** START **
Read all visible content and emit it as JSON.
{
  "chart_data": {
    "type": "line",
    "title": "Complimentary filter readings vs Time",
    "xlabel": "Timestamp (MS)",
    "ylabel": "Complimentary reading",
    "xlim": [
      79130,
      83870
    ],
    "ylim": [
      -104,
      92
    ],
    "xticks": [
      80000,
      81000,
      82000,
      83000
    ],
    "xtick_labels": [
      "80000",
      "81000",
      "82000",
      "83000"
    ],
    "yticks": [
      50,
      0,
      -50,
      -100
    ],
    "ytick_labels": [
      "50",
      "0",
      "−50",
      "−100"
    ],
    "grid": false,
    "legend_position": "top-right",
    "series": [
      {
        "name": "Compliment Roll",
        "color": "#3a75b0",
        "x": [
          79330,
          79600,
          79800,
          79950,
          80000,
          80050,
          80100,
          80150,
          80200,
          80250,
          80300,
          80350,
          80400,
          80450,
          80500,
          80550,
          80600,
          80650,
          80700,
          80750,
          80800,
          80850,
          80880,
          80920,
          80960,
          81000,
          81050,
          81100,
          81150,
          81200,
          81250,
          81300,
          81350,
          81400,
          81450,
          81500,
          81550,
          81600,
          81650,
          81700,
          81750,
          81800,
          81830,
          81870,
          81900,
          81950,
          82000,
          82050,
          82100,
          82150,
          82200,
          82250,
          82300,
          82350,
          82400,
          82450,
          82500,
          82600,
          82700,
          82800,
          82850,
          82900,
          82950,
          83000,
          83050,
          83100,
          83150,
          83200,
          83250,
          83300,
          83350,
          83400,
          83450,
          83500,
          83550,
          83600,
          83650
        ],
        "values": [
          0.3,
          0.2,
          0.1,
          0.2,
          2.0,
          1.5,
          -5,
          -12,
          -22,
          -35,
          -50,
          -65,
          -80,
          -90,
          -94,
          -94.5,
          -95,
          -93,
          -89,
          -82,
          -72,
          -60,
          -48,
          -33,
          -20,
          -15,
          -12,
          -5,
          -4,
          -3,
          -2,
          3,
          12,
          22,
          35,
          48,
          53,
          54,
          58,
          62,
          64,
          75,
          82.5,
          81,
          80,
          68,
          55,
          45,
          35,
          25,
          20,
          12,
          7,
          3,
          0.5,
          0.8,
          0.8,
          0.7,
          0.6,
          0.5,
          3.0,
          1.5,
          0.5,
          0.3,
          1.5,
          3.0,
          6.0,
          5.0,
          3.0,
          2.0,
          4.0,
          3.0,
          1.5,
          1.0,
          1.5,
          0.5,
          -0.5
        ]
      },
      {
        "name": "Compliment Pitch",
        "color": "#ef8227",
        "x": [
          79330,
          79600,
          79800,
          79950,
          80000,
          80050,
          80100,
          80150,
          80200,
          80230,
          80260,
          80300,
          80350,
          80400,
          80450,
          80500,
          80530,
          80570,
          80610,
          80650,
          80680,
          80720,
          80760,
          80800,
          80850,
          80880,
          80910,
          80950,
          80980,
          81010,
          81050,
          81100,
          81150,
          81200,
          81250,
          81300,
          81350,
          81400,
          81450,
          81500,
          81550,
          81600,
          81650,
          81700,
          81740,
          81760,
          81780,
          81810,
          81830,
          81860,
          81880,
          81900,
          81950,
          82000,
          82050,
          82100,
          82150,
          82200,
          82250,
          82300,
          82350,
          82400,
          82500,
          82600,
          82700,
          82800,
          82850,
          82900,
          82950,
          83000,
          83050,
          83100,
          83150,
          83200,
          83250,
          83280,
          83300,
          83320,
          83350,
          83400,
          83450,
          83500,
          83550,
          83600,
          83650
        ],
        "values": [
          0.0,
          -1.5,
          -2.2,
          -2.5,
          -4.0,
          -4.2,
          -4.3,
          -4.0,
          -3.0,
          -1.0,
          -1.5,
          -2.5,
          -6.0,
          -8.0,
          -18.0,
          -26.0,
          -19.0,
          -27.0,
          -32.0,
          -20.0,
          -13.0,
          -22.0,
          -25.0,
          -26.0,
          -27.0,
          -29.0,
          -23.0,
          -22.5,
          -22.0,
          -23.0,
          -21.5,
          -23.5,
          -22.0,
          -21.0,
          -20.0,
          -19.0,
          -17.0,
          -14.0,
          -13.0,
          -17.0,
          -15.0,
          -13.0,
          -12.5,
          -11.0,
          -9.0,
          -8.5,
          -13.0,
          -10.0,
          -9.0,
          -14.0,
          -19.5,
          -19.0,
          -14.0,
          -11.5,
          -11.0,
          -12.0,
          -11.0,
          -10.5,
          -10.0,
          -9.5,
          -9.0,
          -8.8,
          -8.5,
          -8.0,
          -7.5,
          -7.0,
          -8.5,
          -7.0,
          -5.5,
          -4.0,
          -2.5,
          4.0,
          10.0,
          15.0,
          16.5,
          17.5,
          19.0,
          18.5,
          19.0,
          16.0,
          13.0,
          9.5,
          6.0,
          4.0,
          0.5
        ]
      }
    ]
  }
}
** END **
— What you should do —
Output all records verbatim.

— Full response —
Read all visible content and emit it as JSON.
{
  "chart_data": {
    "type": "line",
    "title": "Complimentary filter readings vs Time",
    "xlabel": "Timestamp (MS)",
    "ylabel": "Complimentary reading",
    "xlim": [
      79130,
      83870
    ],
    "ylim": [
      -104,
      92
    ],
    "xticks": [
      80000,
      81000,
      82000,
      83000
    ],
    "xtick_labels": [
      "80000",
      "81000",
      "82000",
      "83000"
    ],
    "yticks": [
      50,
      0,
      -50,
      -100
    ],
    "ytick_labels": [
      "50",
      "0",
      "−50",
      "−100"
    ],
    "grid": false,
    "legend_position": "top-right",
    "series": [
      {
        "name": "Compliment Roll",
        "color": "#3a75b0",
        "x": [
          79330,
          79600,
          79800,
          79950,
          80000,
          80050,
          80100,
          80150,
          80200,
          80250,
          80300,
          80350,
          80400,
          80450,
          80500,
          80550,
          80600,
          80650,
          80700,
          80750,
          80800,
          80850,
          80880,
          80920,
          80960,
          81000,
          81050,
          81100,
          81150,
          81200,
          81250,
          81300,
          81350,
          81400,
          81450,
          81500,
          81550,
          81600,
          81650,
          81700,
          81750,
          81800,
          81830,
          81870,
          81900,
          81950,
          82000,
          82050,
          82100,
          82150,
          82200,
          82250,
          82300,
          82350,
          82400,
          82450,
          82500,
          82600,
          82700,
          82800,
          82850,
          82900,
          82950,
          83000,
          83050,
          83100,
          83150,
          83200,
          83250,
          83300,
          83350,
          83400,
          83450,
          83500,
          83550,
          83600,
          83650
        ],
        "values": [
          0.3,
          0.2,
          0.1,
          0.2,
          2.0,
          1.5,
          -5,
          -12,
          -22,
          -35,
          -50,
          -65,
          -80,
          -90,
          -94,
          -94.5,
          -95,
          -93,
          -89,
          -82,
          -72,
          -60,
          -48,
          -33,
          -20,
          -15,
          -12,
          -5,
          -4,
          -3,
          -2,
          3,
          12,
          22,
          35,
          48,
          53,
          54,
          58,
          62,
          64,
          75,
          82.5,
          81,
          80,
          68,
          55,
          45,
          35,
          25,
          20,
          12,
          7,
          3,
          0.5,
          0.8,
          0.8,
          0.7,
          0.6,
          0.5,
          3.0,
          1.5,
          0.5,
          0.3,
          1.5,
          3.0,
          6.0,
          5.0,
          3.0,
          2.0,
          4.0,
          3.0,
          1.5,
          1.0,
          1.5,
          0.5,
          -0.5
        ]
      },
      {
        "name": "Compliment Pitch",
        "color": "#ef8227",
        "x": [
          79330,
          79600,
          79800,
          79950,
          80000,
          80050,
          80100,
          80150,
          80200,
          80230,
          80260,
          80300,
          80350,
          80400,
          80450,
          80500,
          80530,
          80570,
          80610,
          80650,
          80680,
          80720,
          80760,
          80800,
          80850,
          80880,
          80910,
          80950,
          80980,
          81010,
          81050,
          81100,
          81150,
          81200,
          81250,
          81300,
          81350,
          81400,
          81450,
          81500,
          81550,
          81600,
          81650,
          81700,
          81740,
          81760,
          81780,
          81810,
          81830,
          81860,
          81880,
          81900,
          81950,
          82000,
          82050,
          82100,
          82150,
          82200,
          82250,
          82300,
          82350,
          82400,
          82500,
          82600,
          82700,
          82800,
          82850,
          82900,
          82950,
          83000,
          83050,
          83100,
          83150,
          83200,
          83250,
          83280,
          83300,
          83320,
          83350,
          83400,
          83450,
          83500,
          83550,
          83600,
          83650
        ],
        "values": [
          0.0,
          -1.5,
          -2.2,
          -2.5,
          -4.0,
          -4.2,
          -4.3,
          -4.0,
          -3.0,
          -1.0,
          -1.5,
          -2.5,
          -6.0,
          -8.0,
          -18.0,
          -26.0,
          -19.0,
          -27.0,
          -32.0,
          -20.0,
          -13.0,
          -22.0,
          -25.0,
          -26.0,
          -27.0,
          -29.0,
          -23.0,
          -22.5,
          -22.0,
          -23.0,
          -21.5,
          -23.5,
          -22.0,
          -21.0,
          -20.0,
          -19.0,
          -17.0,
          -14.0,
          -13.0,
          -17.0,
          -15.0,
          -13.0,
          -12.5,
          -11.0,
          -9.0,
          -8.5,
          -13.0,
          -10.0,
          -9.0,
          -14.0,
          -19.5,
          -19.0,
          -14.0,
          -11.5,
          -11.0,
          -12.0,
          -11.0,
          -10.5,
          -10.0,
          -9.5,
          -9.0,
          -8.8,
          -8.5,
          -8.0,
          -7.5,
          -7.0,
          -8.5,
          -7.0,
          -5.5,
          -4.0,
          -2.5,
          4.0,
          10.0,
          15.0,
          16.5,
          17.5,
          19.0,
          18.5,
          19.0,
          16.0,
          13.0,
          9.5,
          6.0,
          4.0,
          0.5
        ]
      }
    ]
  }
}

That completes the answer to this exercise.